→ **GOAL**
Wherever a line holds the word "representation", copy that line out.

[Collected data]

+++++

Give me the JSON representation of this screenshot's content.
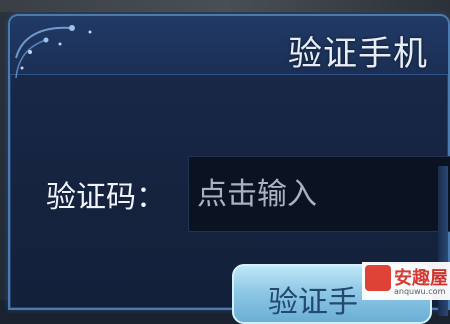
{
  "dialog": {
    "title": "验证手机"
  },
  "form": {
    "code_label": "验证码：",
    "code_placeholder": "点击输入"
  },
  "actions": {
    "verify_label": "验证手"
  },
  "watermark": {
    "brand": "安趣屋",
    "url": "anquwu.com"
  },
  "colors": {
    "dialog_border": "#4a7bb0",
    "dialog_bg": "#1a2a4a",
    "input_bg": "#0b1322",
    "button_bg": "#8fc8e6",
    "watermark_red": "#d8332a"
  }
}
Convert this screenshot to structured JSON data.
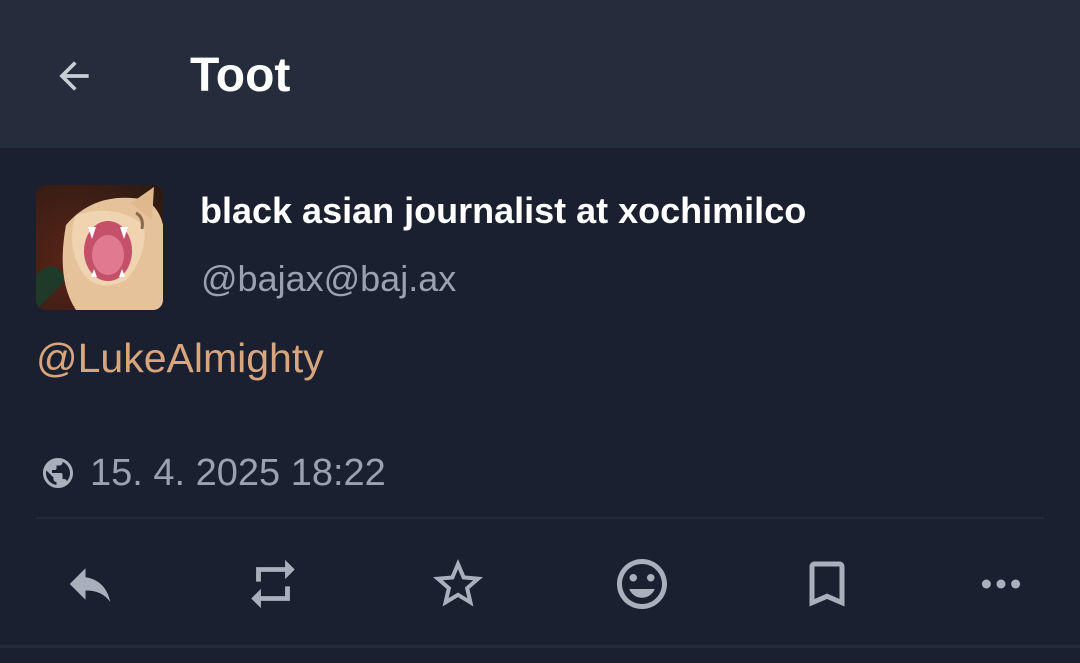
{
  "header": {
    "back_icon": "arrow-left-icon",
    "title": "Toot"
  },
  "status": {
    "author": {
      "display_name": "black asian journalist at xochimilco",
      "handle": "@bajax@baj.ax",
      "avatar": "cat-yawning-avatar"
    },
    "content": {
      "mention": "@LukeAlmighty"
    },
    "visibility_icon": "globe-icon",
    "timestamp": "15. 4. 2025 18:22"
  },
  "actions": [
    {
      "name": "reply",
      "icon": "reply-icon"
    },
    {
      "name": "boost",
      "icon": "repeat-icon"
    },
    {
      "name": "favourite",
      "icon": "star-icon"
    },
    {
      "name": "react",
      "icon": "emoji-icon"
    },
    {
      "name": "bookmark",
      "icon": "bookmark-icon"
    },
    {
      "name": "more",
      "icon": "more-horizontal-icon"
    }
  ],
  "colors": {
    "background": "#1a2030",
    "topbar": "#252d3d",
    "text_primary": "#ffffff",
    "text_secondary": "#9aa2b0",
    "mention": "#d9a57c",
    "icon": "#a9b0bc"
  }
}
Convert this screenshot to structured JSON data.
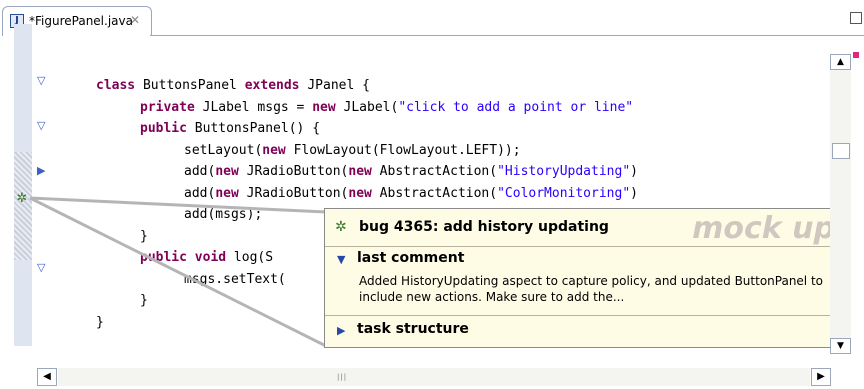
{
  "tab": {
    "title": "*FigurePanel.java",
    "icon": "J",
    "close_glyph": "✕"
  },
  "code_lines": [
    {
      "indent": 0,
      "parts": [
        {
          "t": "class",
          "c": "kw"
        },
        {
          "t": " ButtonsPanel "
        },
        {
          "t": "extends",
          "c": "kw"
        },
        {
          "t": " JPanel {"
        }
      ]
    },
    {
      "indent": 1,
      "parts": [
        {
          "t": "private",
          "c": "kw"
        },
        {
          "t": " JLabel msgs = "
        },
        {
          "t": "new",
          "c": "kw"
        },
        {
          "t": " JLabel("
        },
        {
          "t": "\"click to add a point or line\"",
          "c": "str"
        }
      ]
    },
    {
      "indent": 1,
      "parts": [
        {
          "t": "public",
          "c": "kw"
        },
        {
          "t": " ButtonsPanel() {"
        }
      ]
    },
    {
      "indent": 2,
      "parts": [
        {
          "t": "setLayout("
        },
        {
          "t": "new",
          "c": "kw"
        },
        {
          "t": " FlowLayout(FlowLayout.LEFT));"
        }
      ]
    },
    {
      "indent": 2,
      "parts": [
        {
          "t": "add("
        },
        {
          "t": "new",
          "c": "kw"
        },
        {
          "t": " JRadioButton("
        },
        {
          "t": "new",
          "c": "kw"
        },
        {
          "t": " AbstractAction("
        },
        {
          "t": "\"HistoryUpdating\"",
          "c": "str"
        },
        {
          "t": ")"
        }
      ]
    },
    {
      "indent": 2,
      "parts": [
        {
          "t": "add("
        },
        {
          "t": "new",
          "c": "kw"
        },
        {
          "t": " JRadioButton("
        },
        {
          "t": "new",
          "c": "kw"
        },
        {
          "t": " AbstractAction("
        },
        {
          "t": "\"ColorMonitoring\"",
          "c": "str"
        },
        {
          "t": ")"
        }
      ]
    },
    {
      "indent": 2,
      "parts": [
        {
          "t": "add(msgs);"
        }
      ]
    },
    {
      "indent": 1,
      "parts": [
        {
          "t": "}"
        }
      ]
    },
    {
      "indent": 1,
      "parts": [
        {
          "t": "public",
          "c": "kw"
        },
        {
          "t": " "
        },
        {
          "t": "void",
          "c": "kw"
        },
        {
          "t": " log(S"
        }
      ]
    },
    {
      "indent": 2,
      "parts": [
        {
          "t": "msgs.setText("
        }
      ]
    },
    {
      "indent": 1,
      "parts": [
        {
          "t": "}"
        }
      ]
    },
    {
      "indent": 0,
      "parts": [
        {
          "t": "}"
        }
      ]
    }
  ],
  "popup": {
    "title": "bug 4365: add history updating",
    "watermark": "mock up",
    "last_comment_label": "last comment",
    "comment_text": "Added HistoryUpdating aspect to capture policy, and updated ButtonPanel to include new actions.  Make sure to add the...",
    "task_structure_label": "task structure"
  },
  "colors": {
    "keyword": "#7f0055",
    "string": "#2a00ff",
    "popup_bg": "#fffce6",
    "ruler": "#dfe4f1"
  },
  "icons": {
    "fold": "fold-triangle-icon",
    "bug": "bug-icon",
    "close": "close-icon"
  }
}
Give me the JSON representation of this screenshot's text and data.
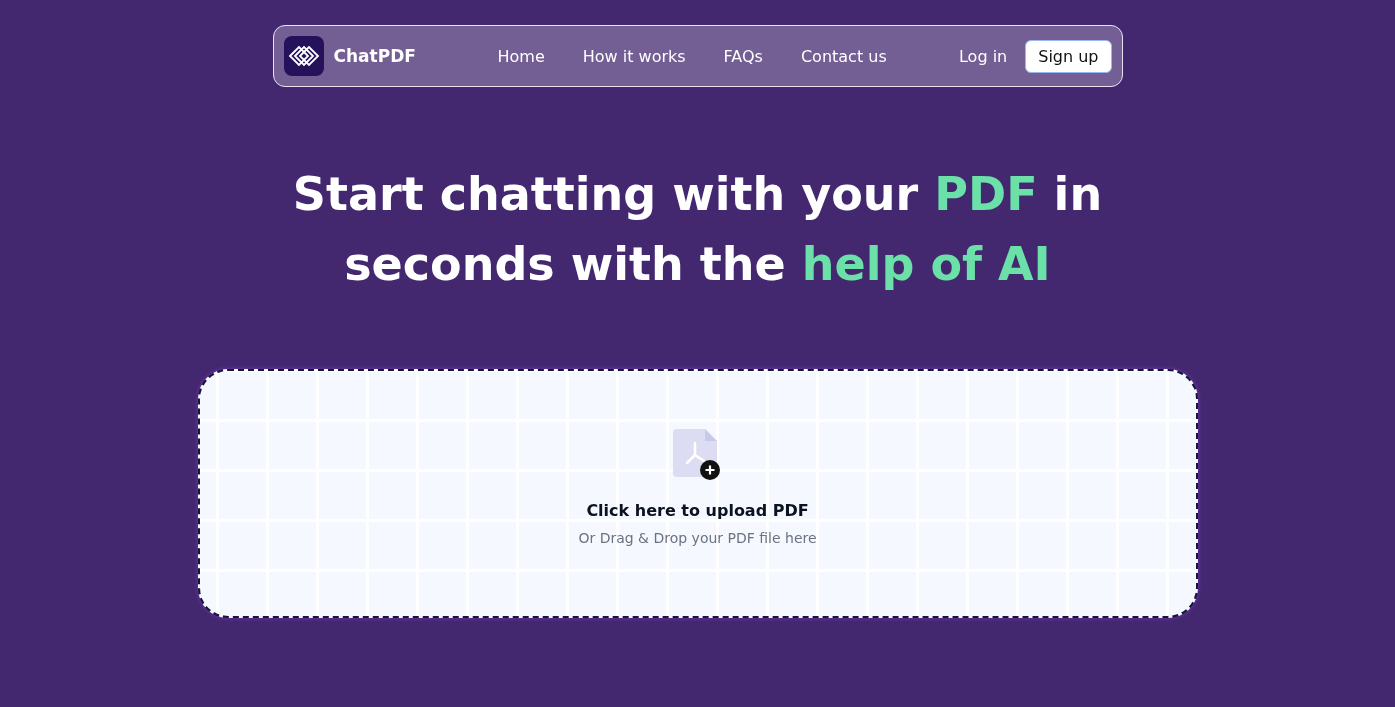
{
  "nav": {
    "brand": "ChatPDF",
    "links": [
      "Home",
      "How it works",
      "FAQs",
      "Contact us"
    ],
    "login": "Log in",
    "signup": "Sign up"
  },
  "headline": {
    "lines": [
      [
        {
          "text": "Start chatting with your ",
          "highlight": false
        },
        {
          "text": "PDF",
          "highlight": true
        },
        {
          "text": " in",
          "highlight": false
        }
      ],
      [
        {
          "text": "seconds with the ",
          "highlight": false
        },
        {
          "text": "help of AI",
          "highlight": true
        }
      ]
    ]
  },
  "upload": {
    "title": "Click here to upload PDF",
    "subtitle": "Or Drag & Drop your PDF file here"
  }
}
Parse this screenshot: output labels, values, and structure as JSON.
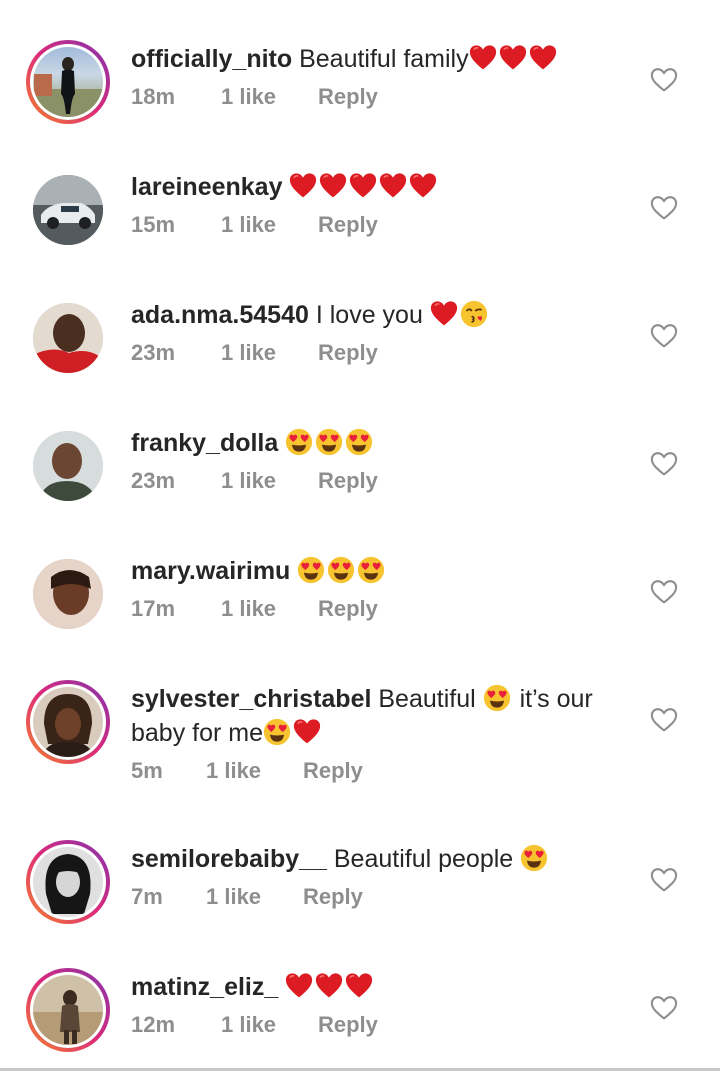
{
  "comments": [
    {
      "username": "officially_nito",
      "text": " Beautiful family",
      "emojis": [
        "red-heart",
        "red-heart",
        "red-heart"
      ],
      "time": "18m",
      "likes": "1 like",
      "reply": "Reply",
      "story_ring": true,
      "avatar": "avatar-person-standing"
    },
    {
      "username": "lareineenkay",
      "text": " ",
      "emojis": [
        "red-heart",
        "red-heart",
        "red-heart",
        "red-heart",
        "red-heart"
      ],
      "time": "15m",
      "likes": "1 like",
      "reply": "Reply",
      "story_ring": false,
      "avatar": "avatar-car"
    },
    {
      "username": "ada.nma.54540",
      "text": " I love you ",
      "emojis": [
        "red-heart",
        "kissing-face"
      ],
      "time": "23m",
      "likes": "1 like",
      "reply": "Reply",
      "story_ring": false,
      "avatar": "avatar-woman-red"
    },
    {
      "username": "franky_dolla",
      "text": " ",
      "emojis": [
        "heart-eyes",
        "heart-eyes",
        "heart-eyes"
      ],
      "time": "23m",
      "likes": "1 like",
      "reply": "Reply",
      "story_ring": false,
      "avatar": "avatar-man"
    },
    {
      "username": "mary.wairimu",
      "text": " ",
      "emojis": [
        "heart-eyes",
        "heart-eyes",
        "heart-eyes"
      ],
      "time": "17m",
      "likes": "1 like",
      "reply": "Reply",
      "story_ring": false,
      "avatar": "avatar-woman"
    },
    {
      "username": "sylvester_christabel",
      "text": " Beautiful ",
      "emojis_mid": [
        "heart-eyes"
      ],
      "text2": " it’s our baby for me",
      "emojis": [
        "heart-eyes",
        "red-heart"
      ],
      "time": "5m",
      "likes": "1 like",
      "reply": "Reply",
      "story_ring": true,
      "avatar": "avatar-girl-braids"
    },
    {
      "username": "semilorebaiby__",
      "text": " Beautiful people ",
      "emojis": [
        "heart-eyes"
      ],
      "time": "7m",
      "likes": "1 like",
      "reply": "Reply",
      "story_ring": true,
      "avatar": "avatar-woman-bw"
    },
    {
      "username": "matinz_eliz_",
      "text": " ",
      "emojis": [
        "red-heart",
        "red-heart",
        "red-heart"
      ],
      "time": "12m",
      "likes": "1 like",
      "reply": "Reply",
      "story_ring": true,
      "avatar": "avatar-person-outdoors"
    }
  ],
  "colors": {
    "username": "#262626",
    "meta": "#8e8e8e",
    "heart_emoji": "#e0141e",
    "like_icon": "#8e8e8e"
  }
}
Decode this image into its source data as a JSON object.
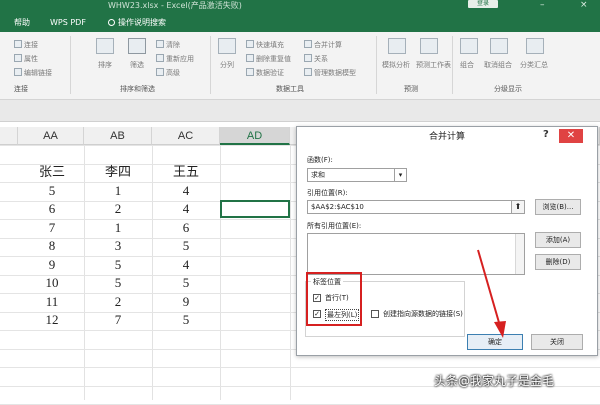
{
  "window": {
    "title": "WHW23.xlsx - Excel(产品激活失败)",
    "login": "登录"
  },
  "ribbon_tabs": {
    "help": "帮助",
    "wps_pdf": "WPS PDF",
    "search": "操作说明搜索"
  },
  "ribbon": {
    "connections": {
      "items": [
        "连接",
        "属性",
        "编辑链接"
      ],
      "group": "连接"
    },
    "sort_filter": {
      "sort_label": "排序",
      "filter_label": "筛选",
      "items": [
        "清除",
        "重新应用",
        "高级"
      ],
      "group": "排序和筛选"
    },
    "data_tools": {
      "split": "分列",
      "items": [
        "快速填充",
        "删除重复值",
        "数据验证",
        "合并计算",
        "关系",
        "管理数据模型"
      ],
      "group": "数据工具"
    },
    "forecast": {
      "whatif": "模拟分析",
      "sheet": "预测工作表",
      "group": "预测"
    },
    "outline": {
      "items": [
        "组合",
        "取消组合",
        "分类汇总"
      ],
      "group": "分级显示"
    }
  },
  "sheet": {
    "columns": [
      "AA",
      "AB",
      "AC",
      "AD"
    ],
    "active_column": "AD",
    "rows": [
      [
        "张三",
        "李四",
        "王五"
      ],
      [
        "5",
        "1",
        "4"
      ],
      [
        "6",
        "2",
        "4"
      ],
      [
        "7",
        "1",
        "6"
      ],
      [
        "8",
        "3",
        "5"
      ],
      [
        "9",
        "5",
        "4"
      ],
      [
        "10",
        "5",
        "5"
      ],
      [
        "11",
        "2",
        "9"
      ],
      [
        "12",
        "7",
        "5"
      ]
    ]
  },
  "dialog": {
    "title": "合并计算",
    "help": "?",
    "close": "✕",
    "function_label": "函数(F):",
    "function_value": "求和",
    "reference_label": "引用位置(R):",
    "reference_value": "$AA$2:$AC$10",
    "browse": "浏览(B)...",
    "all_refs_label": "所有引用位置(E):",
    "add": "添加(A)",
    "delete": "删除(D)",
    "label_group": "标签位置",
    "top_row": "首行(T)",
    "left_column": "最左列(L)",
    "top_row_checked": true,
    "left_column_checked": true,
    "link_source": "创建指向源数据的链接(S)",
    "link_source_checked": false,
    "ok": "确定",
    "close_button": "关闭"
  },
  "watermark": "头条@我家丸子是金毛",
  "colors": {
    "excel_green": "#217346",
    "highlight_red": "#d62020"
  }
}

+++++

→ **RESULT OF THE EXERCISE**
Give me the JSON representation of this screenshot's content.
Give me the JSON representation of this screenshot's text and data.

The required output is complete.